What this task involves :: Answer with nothing but the number of lines that include the word "Charges".

************

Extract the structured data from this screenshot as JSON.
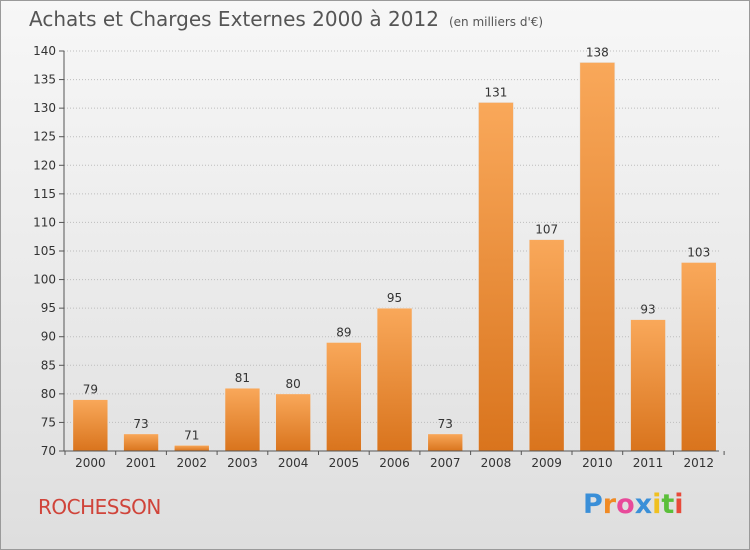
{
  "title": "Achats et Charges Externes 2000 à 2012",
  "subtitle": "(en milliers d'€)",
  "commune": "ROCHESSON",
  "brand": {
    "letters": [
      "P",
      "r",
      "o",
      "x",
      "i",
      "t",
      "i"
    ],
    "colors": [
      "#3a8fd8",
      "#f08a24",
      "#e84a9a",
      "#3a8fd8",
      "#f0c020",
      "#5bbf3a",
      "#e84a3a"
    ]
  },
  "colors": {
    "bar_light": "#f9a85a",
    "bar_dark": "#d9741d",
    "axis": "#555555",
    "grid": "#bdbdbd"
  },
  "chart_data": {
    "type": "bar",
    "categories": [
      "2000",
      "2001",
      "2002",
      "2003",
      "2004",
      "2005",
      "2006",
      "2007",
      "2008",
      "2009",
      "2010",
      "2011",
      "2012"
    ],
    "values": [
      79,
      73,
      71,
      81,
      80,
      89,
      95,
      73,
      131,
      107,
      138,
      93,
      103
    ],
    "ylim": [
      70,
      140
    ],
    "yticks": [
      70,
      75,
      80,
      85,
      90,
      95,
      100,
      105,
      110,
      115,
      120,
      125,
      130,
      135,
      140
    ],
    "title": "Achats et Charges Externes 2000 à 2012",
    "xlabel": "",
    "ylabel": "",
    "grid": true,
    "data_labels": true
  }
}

************

Output for this exercise :: 2